EXTRAIT.
━━━━━━━━━━━━━━━━━━━━

Des « textiles » chez les « culs nus » ? Un nombre croissant de centres naturistes tolèrent les vacanciers habillés. Entre pudibonderie galopante et appétits immobiliers, certains puristes craignent la disparition de leur petit paradis. Comme au centre Euronat, dans le Médoc.
En cette fin de mois d'août, alors que la France suffoque pour cause de canicule, une brise légère rafraîchit les corps nus étendus sur la plage de Montalivet (« Monta », pour les intimes). Nous sommes en Gironde, au cœur du Médoc, une région connue pour son vignoble, ses pins maritimes... et ses centres naturistes.

━━━━━━━━━━━━━━━━━━━━

LIGNES EXTRAITES.
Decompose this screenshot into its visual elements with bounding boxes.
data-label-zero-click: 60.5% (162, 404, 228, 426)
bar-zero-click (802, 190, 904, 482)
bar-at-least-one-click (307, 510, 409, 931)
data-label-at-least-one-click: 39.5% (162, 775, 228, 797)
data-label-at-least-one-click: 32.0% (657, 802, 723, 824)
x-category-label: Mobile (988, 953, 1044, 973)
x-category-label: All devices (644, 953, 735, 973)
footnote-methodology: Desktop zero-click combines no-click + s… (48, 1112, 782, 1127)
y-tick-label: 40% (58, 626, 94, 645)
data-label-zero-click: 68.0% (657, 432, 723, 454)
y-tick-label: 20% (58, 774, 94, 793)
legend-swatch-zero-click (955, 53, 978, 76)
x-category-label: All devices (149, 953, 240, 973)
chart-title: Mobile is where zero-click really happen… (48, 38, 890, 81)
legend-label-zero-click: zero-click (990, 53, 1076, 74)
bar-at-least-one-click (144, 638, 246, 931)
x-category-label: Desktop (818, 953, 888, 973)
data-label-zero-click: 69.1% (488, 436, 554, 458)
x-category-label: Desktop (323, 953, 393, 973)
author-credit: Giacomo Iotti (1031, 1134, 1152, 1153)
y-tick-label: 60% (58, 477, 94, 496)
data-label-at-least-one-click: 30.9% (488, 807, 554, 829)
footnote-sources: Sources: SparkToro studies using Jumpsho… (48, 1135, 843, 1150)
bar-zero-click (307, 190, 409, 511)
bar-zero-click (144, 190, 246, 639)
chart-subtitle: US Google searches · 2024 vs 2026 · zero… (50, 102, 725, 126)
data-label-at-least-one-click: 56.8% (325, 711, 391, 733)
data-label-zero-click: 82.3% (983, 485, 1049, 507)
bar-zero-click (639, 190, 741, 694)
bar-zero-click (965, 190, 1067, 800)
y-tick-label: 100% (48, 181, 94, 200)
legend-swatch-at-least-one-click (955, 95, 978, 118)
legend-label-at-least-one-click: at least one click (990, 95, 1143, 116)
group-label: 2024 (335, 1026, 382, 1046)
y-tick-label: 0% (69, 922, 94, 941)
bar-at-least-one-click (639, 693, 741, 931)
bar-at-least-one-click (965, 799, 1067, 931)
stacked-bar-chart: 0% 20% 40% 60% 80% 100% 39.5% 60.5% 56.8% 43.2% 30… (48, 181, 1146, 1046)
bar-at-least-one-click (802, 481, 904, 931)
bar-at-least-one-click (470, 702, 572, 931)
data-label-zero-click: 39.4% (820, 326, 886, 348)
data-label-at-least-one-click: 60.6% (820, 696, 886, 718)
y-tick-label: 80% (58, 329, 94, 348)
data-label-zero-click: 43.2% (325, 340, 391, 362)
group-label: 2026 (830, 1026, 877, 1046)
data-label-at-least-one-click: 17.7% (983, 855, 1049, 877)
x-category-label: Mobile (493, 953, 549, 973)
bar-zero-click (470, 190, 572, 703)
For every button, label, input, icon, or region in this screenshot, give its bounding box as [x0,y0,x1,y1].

━━━━━━━━━━━━━━━━━━━━

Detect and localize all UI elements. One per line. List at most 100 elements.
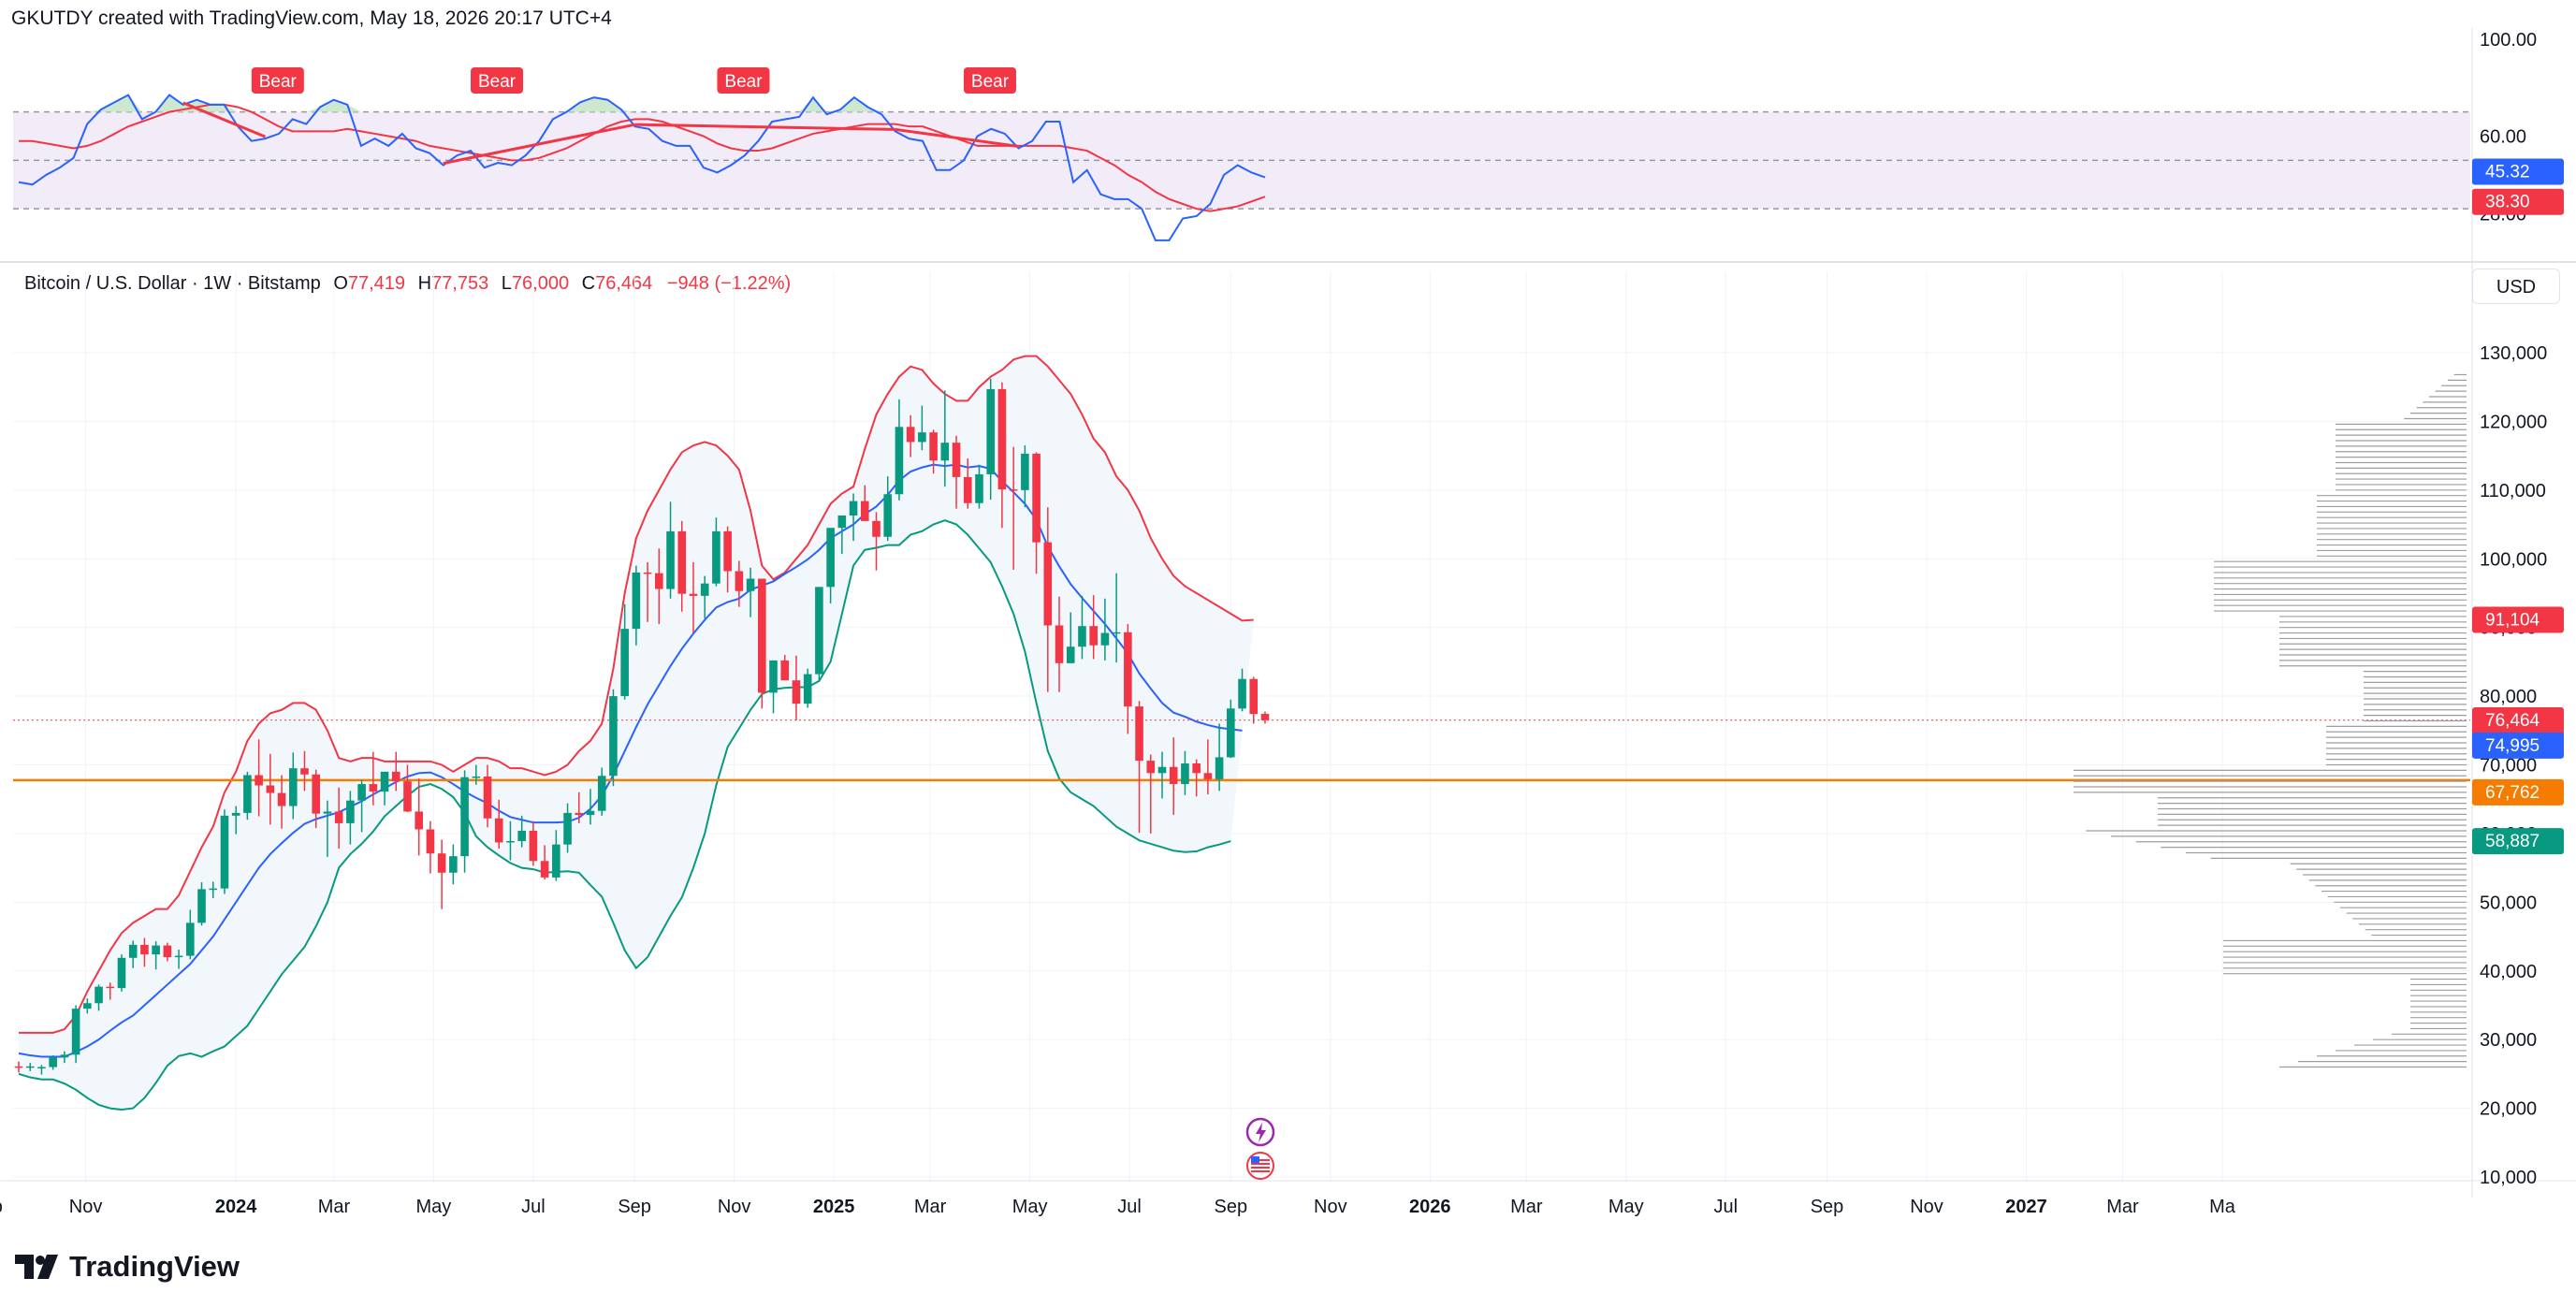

━━━━━━━━━━━━━━━━━━━━

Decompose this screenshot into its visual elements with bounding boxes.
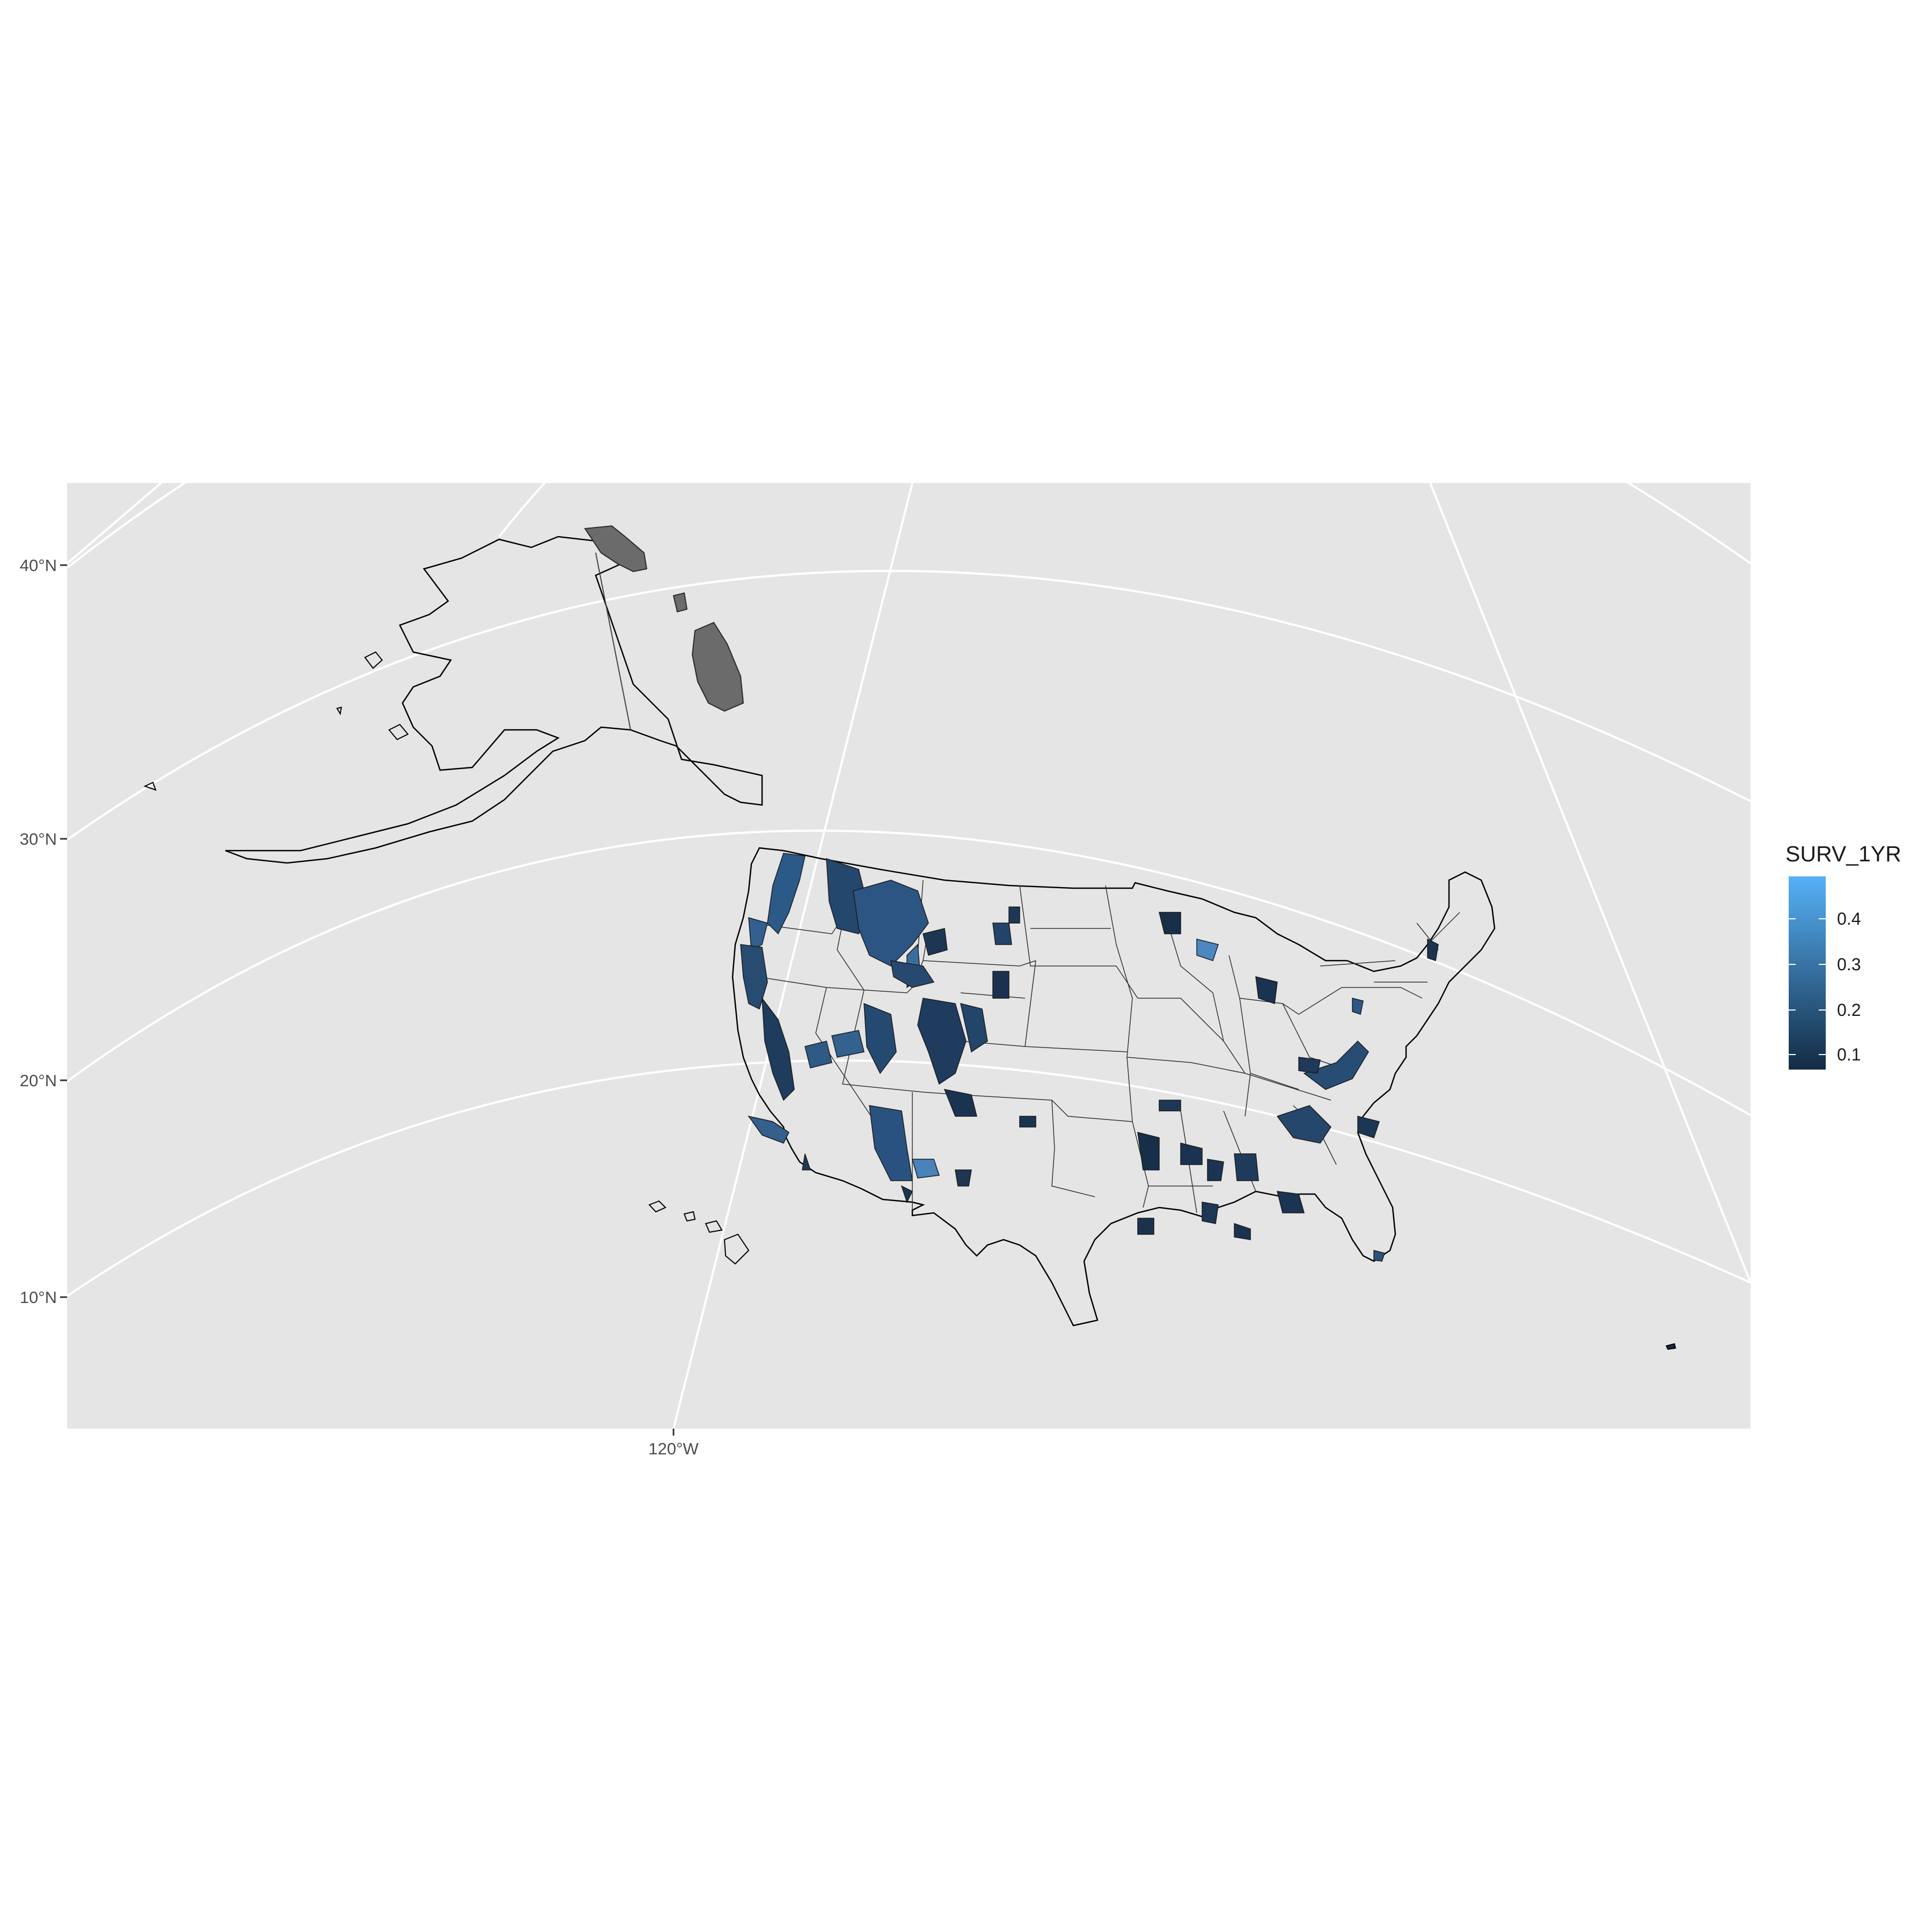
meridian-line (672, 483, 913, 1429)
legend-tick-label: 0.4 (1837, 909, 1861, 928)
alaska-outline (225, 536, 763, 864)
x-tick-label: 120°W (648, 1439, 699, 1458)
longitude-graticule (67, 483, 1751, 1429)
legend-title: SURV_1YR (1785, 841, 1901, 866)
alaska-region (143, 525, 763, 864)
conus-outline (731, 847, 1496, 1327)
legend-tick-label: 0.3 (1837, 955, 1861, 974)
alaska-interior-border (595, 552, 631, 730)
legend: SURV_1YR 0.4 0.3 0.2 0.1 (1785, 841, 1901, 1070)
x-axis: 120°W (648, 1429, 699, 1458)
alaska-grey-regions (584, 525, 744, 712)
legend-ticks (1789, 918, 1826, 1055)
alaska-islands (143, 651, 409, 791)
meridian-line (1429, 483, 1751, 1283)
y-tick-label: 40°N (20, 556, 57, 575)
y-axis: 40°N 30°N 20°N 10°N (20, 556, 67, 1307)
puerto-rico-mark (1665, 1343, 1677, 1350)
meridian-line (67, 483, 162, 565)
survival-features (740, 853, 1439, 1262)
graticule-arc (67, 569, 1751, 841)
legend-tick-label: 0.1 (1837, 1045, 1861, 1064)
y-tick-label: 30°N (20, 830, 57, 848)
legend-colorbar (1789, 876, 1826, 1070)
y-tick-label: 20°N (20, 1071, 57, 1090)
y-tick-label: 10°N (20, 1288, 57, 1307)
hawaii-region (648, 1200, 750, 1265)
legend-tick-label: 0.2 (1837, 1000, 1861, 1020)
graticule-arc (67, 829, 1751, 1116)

━━━━━━━━━━━━━━━━━━━━

TRAVAIL À FAIRE.
1 – D'après l'extrait, dans quel département se trouve la plage de Montalivet ?
2 – Réécrivez le passage de l'extrait qui commence par les mots contenant « En cette fin » et se termine par « ses centres naturistes. », en remplaçant « canicule » par « sécheresse ».

RÉPONSES À L'EXERCICE.
1 – En Gironde, au cœur du Médoc.

2 –
En cette fin de mois d'août, alors que la France suffoque pour cause de sécheresse, une brise légère rafraîchit les corps nus étendus sur la plage de Montalivet (« Monta », pour les intimes). Nous sommes en Gironde, au cœur du Médoc, une région connue pour son vignoble, ses pins maritimes... et ses centres naturistes.